**EXERCISE INSTRUCTIONS:** Repeat the full listing, word for word.

== MATERIAL PROVIDED ==

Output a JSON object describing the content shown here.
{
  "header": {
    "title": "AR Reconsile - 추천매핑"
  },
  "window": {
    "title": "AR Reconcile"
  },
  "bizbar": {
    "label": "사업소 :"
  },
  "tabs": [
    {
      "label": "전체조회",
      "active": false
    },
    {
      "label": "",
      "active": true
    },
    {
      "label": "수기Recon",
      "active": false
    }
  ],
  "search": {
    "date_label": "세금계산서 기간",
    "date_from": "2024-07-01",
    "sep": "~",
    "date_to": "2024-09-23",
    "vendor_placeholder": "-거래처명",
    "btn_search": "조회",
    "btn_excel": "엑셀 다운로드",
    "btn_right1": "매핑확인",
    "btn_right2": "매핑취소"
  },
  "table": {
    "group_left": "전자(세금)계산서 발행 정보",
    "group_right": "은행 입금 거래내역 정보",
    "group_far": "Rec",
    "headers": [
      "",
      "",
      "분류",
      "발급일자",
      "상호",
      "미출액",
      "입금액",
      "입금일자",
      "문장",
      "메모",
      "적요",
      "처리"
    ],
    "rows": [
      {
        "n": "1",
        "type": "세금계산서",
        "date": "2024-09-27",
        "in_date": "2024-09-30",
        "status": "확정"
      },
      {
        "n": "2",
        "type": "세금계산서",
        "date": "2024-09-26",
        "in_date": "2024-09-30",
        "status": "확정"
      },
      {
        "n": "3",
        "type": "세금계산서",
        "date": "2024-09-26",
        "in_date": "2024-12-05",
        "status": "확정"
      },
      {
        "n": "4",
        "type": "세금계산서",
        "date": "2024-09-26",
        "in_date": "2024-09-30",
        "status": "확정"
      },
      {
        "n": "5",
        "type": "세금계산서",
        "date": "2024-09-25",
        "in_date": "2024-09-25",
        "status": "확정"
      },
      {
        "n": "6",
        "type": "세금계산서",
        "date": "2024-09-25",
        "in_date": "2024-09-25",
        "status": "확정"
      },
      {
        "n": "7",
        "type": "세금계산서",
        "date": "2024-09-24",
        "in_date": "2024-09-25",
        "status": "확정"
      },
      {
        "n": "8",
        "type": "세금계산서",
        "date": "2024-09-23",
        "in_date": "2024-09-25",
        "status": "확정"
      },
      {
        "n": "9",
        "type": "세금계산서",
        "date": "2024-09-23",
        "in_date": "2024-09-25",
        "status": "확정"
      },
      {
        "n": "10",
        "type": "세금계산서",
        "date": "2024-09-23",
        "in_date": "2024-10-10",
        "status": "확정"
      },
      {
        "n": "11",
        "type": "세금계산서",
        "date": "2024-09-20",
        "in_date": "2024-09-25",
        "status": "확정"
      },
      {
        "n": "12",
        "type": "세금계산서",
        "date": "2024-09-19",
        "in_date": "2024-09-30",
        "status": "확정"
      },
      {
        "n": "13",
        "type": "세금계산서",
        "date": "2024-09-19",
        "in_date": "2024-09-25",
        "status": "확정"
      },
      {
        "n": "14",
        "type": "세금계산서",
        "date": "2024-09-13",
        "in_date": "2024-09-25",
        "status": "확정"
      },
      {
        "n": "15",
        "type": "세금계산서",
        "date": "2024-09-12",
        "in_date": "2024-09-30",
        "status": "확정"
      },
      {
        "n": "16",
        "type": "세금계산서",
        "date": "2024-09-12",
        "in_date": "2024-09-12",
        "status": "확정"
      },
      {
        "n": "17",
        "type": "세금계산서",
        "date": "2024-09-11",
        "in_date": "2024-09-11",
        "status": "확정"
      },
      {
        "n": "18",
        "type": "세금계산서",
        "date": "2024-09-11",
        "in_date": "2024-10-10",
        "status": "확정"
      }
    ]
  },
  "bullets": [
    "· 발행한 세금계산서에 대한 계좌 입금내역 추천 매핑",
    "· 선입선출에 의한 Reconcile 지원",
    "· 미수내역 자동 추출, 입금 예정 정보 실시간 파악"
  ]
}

===

**RESULT OF THE TASK:**
Output a JSON object describing the content shown here.
{
  "header": {
    "title": "AR Reconsile - 추천매핑"
  },
  "window": {
    "title": "AR Reconcile"
  },
  "bizbar": {
    "label": "사업소 :"
  },
  "tabs": [
    {
      "label": "전체조회",
      "active": false
    },
    {
      "label": "",
      "active": true
    },
    {
      "label": "수기Recon",
      "active": false
    }
  ],
  "search": {
    "date_label": "세금계산서 기간",
    "date_from": "2024-07-01",
    "sep": "~",
    "date_to": "2024-09-23",
    "vendor_placeholder": "-거래처명",
    "btn_search": "조회",
    "btn_excel": "엑셀 다운로드",
    "btn_right1": "매핑확인",
    "btn_right2": "매핑취소"
  },
  "table": {
    "group_left": "전자(세금)계산서 발행 정보",
    "group_right": "은행 입금 거래내역 정보",
    "group_far": "Rec",
    "headers": [
      "",
      "",
      "분류",
      "발급일자",
      "상호",
      "미출액",
      "입금액",
      "입금일자",
      "문장",
      "메모",
      "적요",
      "처리"
    ],
    "rows": [
      {
        "n": "1",
        "type": "세금계산서",
        "date": "2024-09-27",
        "in_date": "2024-09-30",
        "status": "확정"
      },
      {
        "n": "2",
        "type": "세금계산서",
        "date": "2024-09-26",
        "in_date": "2024-09-30",
        "status": "확정"
      },
      {
        "n": "3",
        "type": "세금계산서",
        "date": "2024-09-26",
        "in_date": "2024-12-05",
        "status": "확정"
      },
      {
        "n": "4",
        "type": "세금계산서",
        "date": "2024-09-26",
        "in_date": "2024-09-30",
        "status": "확정"
      },
      {
        "n": "5",
        "type": "세금계산서",
        "date": "2024-09-25",
        "in_date": "2024-09-25",
        "status": "확정"
      },
      {
        "n": "6",
        "type": "세금계산서",
        "date": "2024-09-25",
        "in_date": "2024-09-25",
        "status": "확정"
      },
      {
        "n": "7",
        "type": "세금계산서",
        "date": "2024-09-24",
        "in_date": "2024-09-25",
        "status": "확정"
      },
      {
        "n": "8",
        "type": "세금계산서",
        "date": "2024-09-23",
        "in_date": "2024-09-25",
        "status": "확정"
      },
      {
        "n": "9",
        "type": "세금계산서",
        "date": "2024-09-23",
        "in_date": "2024-09-25",
        "status": "확정"
      },
      {
        "n": "10",
        "type": "세금계산서",
        "date": "2024-09-23",
        "in_date": "2024-10-10",
        "status": "확정"
      },
      {
        "n": "11",
        "type": "세금계산서",
        "date": "2024-09-20",
        "in_date": "2024-09-25",
        "status": "확정"
      },
      {
        "n": "12",
        "type": "세금계산서",
        "date": "2024-09-19",
        "in_date": "2024-09-30",
        "status": "확정"
      },
      {
        "n": "13",
        "type": "세금계산서",
        "date": "2024-09-19",
        "in_date": "2024-09-25",
        "status": "확정"
      },
      {
        "n": "14",
        "type": "세금계산서",
        "date": "2024-09-13",
        "in_date": "2024-09-25",
        "status": "확정"
      },
      {
        "n": "15",
        "type": "세금계산서",
        "date": "2024-09-12",
        "in_date": "2024-09-30",
        "status": "확정"
      },
      {
        "n": "16",
        "type": "세금계산서",
        "date": "2024-09-12",
        "in_date": "2024-09-12",
        "status": "확정"
      },
      {
        "n": "17",
        "type": "세금계산서",
        "date": "2024-09-11",
        "in_date": "2024-09-11",
        "status": "확정"
      },
      {
        "n": "18",
        "type": "세금계산서",
        "date": "2024-09-11",
        "in_date": "2024-10-10",
        "status": "확정"
      }
    ]
  },
  "bullets": [
    "· 발행한 세금계산서에 대한 계좌 입금내역 추천 매핑",
    "· 선입선출에 의한 Reconcile 지원",
    "· 미수내역 자동 추출, 입금 예정 정보 실시간 파악"
  ]
}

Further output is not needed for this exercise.